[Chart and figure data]

****

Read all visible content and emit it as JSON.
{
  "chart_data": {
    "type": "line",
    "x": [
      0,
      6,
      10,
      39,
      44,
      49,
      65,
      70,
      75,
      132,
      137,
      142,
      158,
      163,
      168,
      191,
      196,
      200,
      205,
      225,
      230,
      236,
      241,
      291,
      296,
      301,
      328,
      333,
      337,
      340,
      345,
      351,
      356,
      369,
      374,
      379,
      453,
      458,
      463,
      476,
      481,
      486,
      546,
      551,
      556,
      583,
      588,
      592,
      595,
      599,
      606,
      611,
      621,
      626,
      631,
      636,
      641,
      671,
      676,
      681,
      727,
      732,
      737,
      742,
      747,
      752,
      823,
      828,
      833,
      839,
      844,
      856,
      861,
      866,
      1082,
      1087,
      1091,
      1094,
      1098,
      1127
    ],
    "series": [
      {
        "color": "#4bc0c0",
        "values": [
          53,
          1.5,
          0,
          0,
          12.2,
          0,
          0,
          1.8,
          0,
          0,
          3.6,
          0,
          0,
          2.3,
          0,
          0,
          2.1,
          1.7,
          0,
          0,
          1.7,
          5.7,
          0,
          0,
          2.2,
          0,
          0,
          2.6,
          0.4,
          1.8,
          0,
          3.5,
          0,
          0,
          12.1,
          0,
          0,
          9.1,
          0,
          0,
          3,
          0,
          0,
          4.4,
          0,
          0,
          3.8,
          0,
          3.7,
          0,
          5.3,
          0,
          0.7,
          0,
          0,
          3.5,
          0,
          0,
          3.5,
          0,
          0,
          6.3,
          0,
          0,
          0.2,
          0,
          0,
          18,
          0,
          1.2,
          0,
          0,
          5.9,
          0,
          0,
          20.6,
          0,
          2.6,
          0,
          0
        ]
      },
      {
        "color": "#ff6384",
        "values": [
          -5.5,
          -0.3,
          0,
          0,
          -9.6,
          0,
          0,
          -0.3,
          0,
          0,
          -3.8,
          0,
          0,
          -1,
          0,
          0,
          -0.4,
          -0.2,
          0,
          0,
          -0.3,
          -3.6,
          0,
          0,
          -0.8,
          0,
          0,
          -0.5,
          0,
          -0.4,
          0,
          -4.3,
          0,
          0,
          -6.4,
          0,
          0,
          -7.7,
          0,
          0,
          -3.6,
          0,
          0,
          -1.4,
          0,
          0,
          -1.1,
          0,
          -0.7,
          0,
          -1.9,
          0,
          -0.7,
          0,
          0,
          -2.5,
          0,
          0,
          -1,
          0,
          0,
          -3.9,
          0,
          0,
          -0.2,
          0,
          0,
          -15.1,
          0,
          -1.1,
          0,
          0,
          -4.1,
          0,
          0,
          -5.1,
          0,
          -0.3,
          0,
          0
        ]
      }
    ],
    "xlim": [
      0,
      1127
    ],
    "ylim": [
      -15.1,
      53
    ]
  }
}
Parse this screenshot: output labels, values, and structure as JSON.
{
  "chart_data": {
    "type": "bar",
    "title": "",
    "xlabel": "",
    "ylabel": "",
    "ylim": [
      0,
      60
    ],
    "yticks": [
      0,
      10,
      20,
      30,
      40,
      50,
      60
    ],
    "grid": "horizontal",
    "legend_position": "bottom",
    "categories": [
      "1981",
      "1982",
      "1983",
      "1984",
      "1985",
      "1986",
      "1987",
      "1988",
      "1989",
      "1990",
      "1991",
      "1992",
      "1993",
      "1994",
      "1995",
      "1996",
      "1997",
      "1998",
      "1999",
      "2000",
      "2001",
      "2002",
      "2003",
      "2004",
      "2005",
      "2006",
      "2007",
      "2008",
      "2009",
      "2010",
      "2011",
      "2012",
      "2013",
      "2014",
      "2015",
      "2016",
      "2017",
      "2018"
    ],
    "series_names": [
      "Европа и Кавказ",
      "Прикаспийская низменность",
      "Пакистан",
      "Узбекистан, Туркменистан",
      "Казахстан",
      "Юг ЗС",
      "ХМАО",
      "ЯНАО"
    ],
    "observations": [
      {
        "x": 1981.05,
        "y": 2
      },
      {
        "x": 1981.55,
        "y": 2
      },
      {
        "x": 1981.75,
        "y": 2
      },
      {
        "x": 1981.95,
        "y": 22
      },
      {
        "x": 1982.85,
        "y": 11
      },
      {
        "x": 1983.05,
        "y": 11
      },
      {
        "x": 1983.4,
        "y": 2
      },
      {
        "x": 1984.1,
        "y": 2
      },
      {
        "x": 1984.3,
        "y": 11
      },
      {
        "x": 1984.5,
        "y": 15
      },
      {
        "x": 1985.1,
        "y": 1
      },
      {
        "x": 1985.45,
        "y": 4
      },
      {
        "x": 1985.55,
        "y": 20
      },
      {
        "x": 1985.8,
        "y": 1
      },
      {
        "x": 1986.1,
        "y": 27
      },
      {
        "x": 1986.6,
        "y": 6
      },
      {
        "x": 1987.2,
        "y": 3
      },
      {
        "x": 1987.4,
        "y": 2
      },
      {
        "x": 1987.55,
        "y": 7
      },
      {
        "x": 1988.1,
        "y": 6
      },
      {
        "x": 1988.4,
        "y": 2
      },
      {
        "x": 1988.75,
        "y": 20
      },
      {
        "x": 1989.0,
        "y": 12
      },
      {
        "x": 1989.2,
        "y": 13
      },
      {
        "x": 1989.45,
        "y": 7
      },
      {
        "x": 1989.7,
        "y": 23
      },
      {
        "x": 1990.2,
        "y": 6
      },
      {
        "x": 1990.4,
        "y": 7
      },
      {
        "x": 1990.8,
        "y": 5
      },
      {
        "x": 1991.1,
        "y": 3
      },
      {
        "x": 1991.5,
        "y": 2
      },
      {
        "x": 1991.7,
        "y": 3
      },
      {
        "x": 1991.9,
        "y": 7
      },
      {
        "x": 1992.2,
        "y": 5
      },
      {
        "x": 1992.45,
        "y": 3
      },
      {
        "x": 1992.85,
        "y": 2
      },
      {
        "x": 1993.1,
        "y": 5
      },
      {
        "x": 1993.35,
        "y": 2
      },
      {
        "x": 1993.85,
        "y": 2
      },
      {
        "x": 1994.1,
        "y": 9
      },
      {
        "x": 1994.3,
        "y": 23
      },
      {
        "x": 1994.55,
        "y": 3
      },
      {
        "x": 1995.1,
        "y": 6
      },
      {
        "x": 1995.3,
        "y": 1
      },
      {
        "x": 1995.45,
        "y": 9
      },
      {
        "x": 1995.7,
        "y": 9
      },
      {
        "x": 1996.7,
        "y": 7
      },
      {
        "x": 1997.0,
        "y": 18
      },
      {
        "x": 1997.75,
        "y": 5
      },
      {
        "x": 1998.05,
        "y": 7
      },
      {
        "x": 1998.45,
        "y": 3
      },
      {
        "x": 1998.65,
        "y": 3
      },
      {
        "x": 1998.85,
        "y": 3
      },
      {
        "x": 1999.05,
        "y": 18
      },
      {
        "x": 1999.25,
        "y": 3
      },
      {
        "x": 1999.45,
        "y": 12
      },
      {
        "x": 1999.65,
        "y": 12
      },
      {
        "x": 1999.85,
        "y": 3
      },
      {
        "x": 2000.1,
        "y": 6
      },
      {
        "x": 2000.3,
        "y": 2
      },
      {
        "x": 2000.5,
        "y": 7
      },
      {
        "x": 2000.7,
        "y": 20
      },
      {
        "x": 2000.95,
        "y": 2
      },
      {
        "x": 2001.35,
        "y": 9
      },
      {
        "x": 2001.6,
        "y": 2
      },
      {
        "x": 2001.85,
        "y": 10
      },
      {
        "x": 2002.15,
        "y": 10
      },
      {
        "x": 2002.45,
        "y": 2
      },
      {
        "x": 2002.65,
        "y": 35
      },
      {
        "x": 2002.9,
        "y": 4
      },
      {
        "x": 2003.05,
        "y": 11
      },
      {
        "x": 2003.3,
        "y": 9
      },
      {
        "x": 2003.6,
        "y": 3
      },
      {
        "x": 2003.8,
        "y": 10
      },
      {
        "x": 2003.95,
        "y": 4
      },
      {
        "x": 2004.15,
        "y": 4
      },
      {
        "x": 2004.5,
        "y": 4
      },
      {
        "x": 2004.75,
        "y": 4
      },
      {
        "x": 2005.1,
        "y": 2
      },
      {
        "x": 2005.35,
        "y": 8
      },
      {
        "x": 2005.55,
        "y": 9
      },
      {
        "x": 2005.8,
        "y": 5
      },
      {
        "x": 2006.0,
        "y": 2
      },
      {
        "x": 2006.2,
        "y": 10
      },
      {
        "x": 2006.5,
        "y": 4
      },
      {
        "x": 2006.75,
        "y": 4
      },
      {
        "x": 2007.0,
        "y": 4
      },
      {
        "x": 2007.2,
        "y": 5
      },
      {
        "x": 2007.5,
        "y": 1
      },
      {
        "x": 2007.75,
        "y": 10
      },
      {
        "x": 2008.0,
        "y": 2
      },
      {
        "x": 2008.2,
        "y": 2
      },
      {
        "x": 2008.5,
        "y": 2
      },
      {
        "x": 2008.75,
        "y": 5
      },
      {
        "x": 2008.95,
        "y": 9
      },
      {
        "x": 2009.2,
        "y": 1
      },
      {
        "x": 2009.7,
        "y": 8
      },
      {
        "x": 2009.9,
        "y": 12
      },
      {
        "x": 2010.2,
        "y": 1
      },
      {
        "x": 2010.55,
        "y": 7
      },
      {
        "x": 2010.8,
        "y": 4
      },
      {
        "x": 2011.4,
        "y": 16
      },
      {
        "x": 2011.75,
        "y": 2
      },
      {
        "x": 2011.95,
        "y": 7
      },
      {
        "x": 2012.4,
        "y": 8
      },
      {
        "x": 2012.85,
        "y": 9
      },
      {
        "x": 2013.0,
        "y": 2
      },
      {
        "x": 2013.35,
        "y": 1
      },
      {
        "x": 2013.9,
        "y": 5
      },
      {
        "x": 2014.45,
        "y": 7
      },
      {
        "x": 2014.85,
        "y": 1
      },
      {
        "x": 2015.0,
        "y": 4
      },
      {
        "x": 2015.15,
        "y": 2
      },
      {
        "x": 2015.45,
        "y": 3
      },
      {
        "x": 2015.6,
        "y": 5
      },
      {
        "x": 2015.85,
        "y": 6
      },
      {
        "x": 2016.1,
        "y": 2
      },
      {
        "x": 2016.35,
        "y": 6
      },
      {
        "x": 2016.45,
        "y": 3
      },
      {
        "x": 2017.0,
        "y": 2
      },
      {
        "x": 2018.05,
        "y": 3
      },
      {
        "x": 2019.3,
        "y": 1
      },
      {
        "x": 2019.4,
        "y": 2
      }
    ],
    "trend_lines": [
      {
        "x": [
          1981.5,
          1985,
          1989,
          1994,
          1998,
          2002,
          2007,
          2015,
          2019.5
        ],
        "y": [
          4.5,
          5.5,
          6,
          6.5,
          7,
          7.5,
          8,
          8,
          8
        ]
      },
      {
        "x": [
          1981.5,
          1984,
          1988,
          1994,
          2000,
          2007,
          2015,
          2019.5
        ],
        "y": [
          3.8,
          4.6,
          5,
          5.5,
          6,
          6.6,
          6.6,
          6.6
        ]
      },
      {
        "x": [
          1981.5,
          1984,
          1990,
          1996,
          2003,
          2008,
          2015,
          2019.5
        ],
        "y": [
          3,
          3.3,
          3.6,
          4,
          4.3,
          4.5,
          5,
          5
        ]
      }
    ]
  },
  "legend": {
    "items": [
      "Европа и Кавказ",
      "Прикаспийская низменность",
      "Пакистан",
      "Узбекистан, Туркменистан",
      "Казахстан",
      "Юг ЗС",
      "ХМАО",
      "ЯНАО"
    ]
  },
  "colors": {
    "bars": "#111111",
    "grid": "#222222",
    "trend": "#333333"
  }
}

****

Exercise details: Return every line above in which the string "JSON" occurs.

Response:
Read all visible content and emit it as JSON.
Parse this screenshot: output labels, values, and structure as JSON.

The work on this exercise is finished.